WORK TO DO:
Keep only the lines that hold the string "bethlehem", filtering out the rest of the entries below.
+++ INPUT MATERIAL
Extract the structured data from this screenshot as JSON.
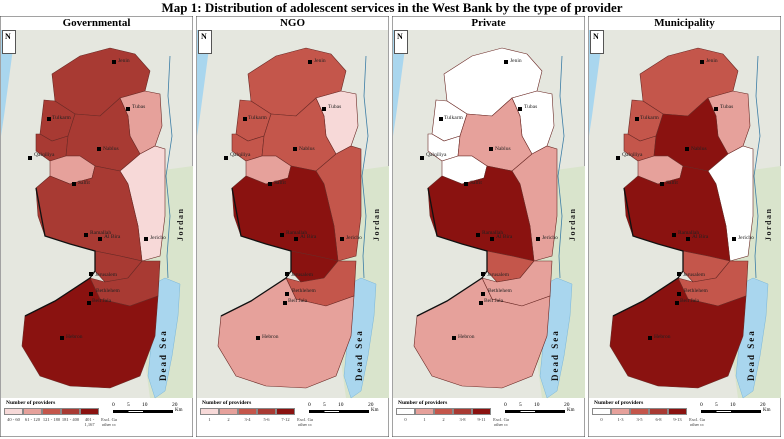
{
  "title": "Map 1: Distribution of adolescent services in the West Bank by the type of provider",
  "colors": {
    "white": "#ffffff",
    "c1": "#f7d9d8",
    "c2": "#e6a19b",
    "c3": "#c4564b",
    "c4": "#a83a33",
    "c5": "#8a1210",
    "sea": "#a9d6ee",
    "land": "#e5e7df",
    "landGreen": "#d9e4cc"
  },
  "places": {
    "jenin": "Jenin",
    "tubas": "Tubas",
    "tulkarm": "Tulkarm",
    "nablus": "Nablus",
    "qalqiliya": "Qalqiliya",
    "salfit": "Salfit",
    "jericho": "Jericho",
    "ramallah": "Ramallah",
    "albira": "Al Bira",
    "jerusalem": "Jerusalem",
    "bethlehem": "Bethlehem",
    "beitjala": "Beit Jala",
    "hebron": "Hebron"
  },
  "sea_label": "Dead Sea",
  "jordan_label": "Jordan",
  "legend_title": "Number of providers",
  "scale": {
    "labels": [
      "0",
      "5",
      "10",
      "20"
    ],
    "unit": "Km"
  },
  "north_symbol": "N",
  "panels": [
    {
      "id": "governmental",
      "title": "Governmental",
      "legend": [
        "40 - 60",
        "61 - 120",
        "121 - 180",
        "181 - 400",
        "401 - 1,167"
      ],
      "legend_extra": "Excl. Ga other cc",
      "fills": {
        "jenin": "c4",
        "tubas": "c2",
        "tulkarm": "c4",
        "qalqiliya": "c4",
        "nablus": "c4",
        "salfit": "c2",
        "jericho": "c1",
        "ramallah": "c4",
        "jerusalem": "c4",
        "bethlehem": "c4",
        "hebron": "c5"
      }
    },
    {
      "id": "ngo",
      "title": "NGO",
      "legend": [
        "1",
        "2",
        "3-4",
        "5-6",
        "7-12"
      ],
      "legend_extra": "Excl. Ga other cc",
      "fills": {
        "jenin": "c3",
        "tubas": "c1",
        "tulkarm": "c3",
        "qalqiliya": "c3",
        "nablus": "c3",
        "salfit": "c2",
        "jericho": "c3",
        "ramallah": "c5",
        "jerusalem": "c5",
        "bethlehem": "c3",
        "hebron": "c2"
      }
    },
    {
      "id": "private",
      "title": "Private",
      "legend": [
        "0",
        "1",
        "2",
        "3-8",
        "9-11"
      ],
      "legend_extra": "Excl. Ga other cc",
      "fills": {
        "jenin": "white",
        "tubas": "white",
        "tulkarm": "white",
        "qalqiliya": "white",
        "nablus": "c2",
        "salfit": "white",
        "jericho": "c2",
        "ramallah": "c5",
        "jerusalem": "c3",
        "bethlehem": "c2",
        "hebron": "c2"
      }
    },
    {
      "id": "municipality",
      "title": "Municipality",
      "legend": [
        "0",
        "1-3",
        "3-5",
        "6-8",
        "9-13"
      ],
      "legend_extra": "Excl. Ga other cc",
      "fills": {
        "jenin": "c3",
        "tubas": "c2",
        "tulkarm": "c3",
        "qalqiliya": "c3",
        "nablus": "c5",
        "salfit": "c2",
        "jericho": "white",
        "ramallah": "c5",
        "jerusalem": "c3",
        "bethlehem": "c3",
        "hebron": "c5"
      }
    }
  ]
}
++++++
RESULT FOR THIS EXERCISE:
    "bethlehem": "Bethlehem",
        "bethlehem": "c4",
        "bethlehem": "c3",
        "bethlehem": "c2",
        "bethlehem": "c3",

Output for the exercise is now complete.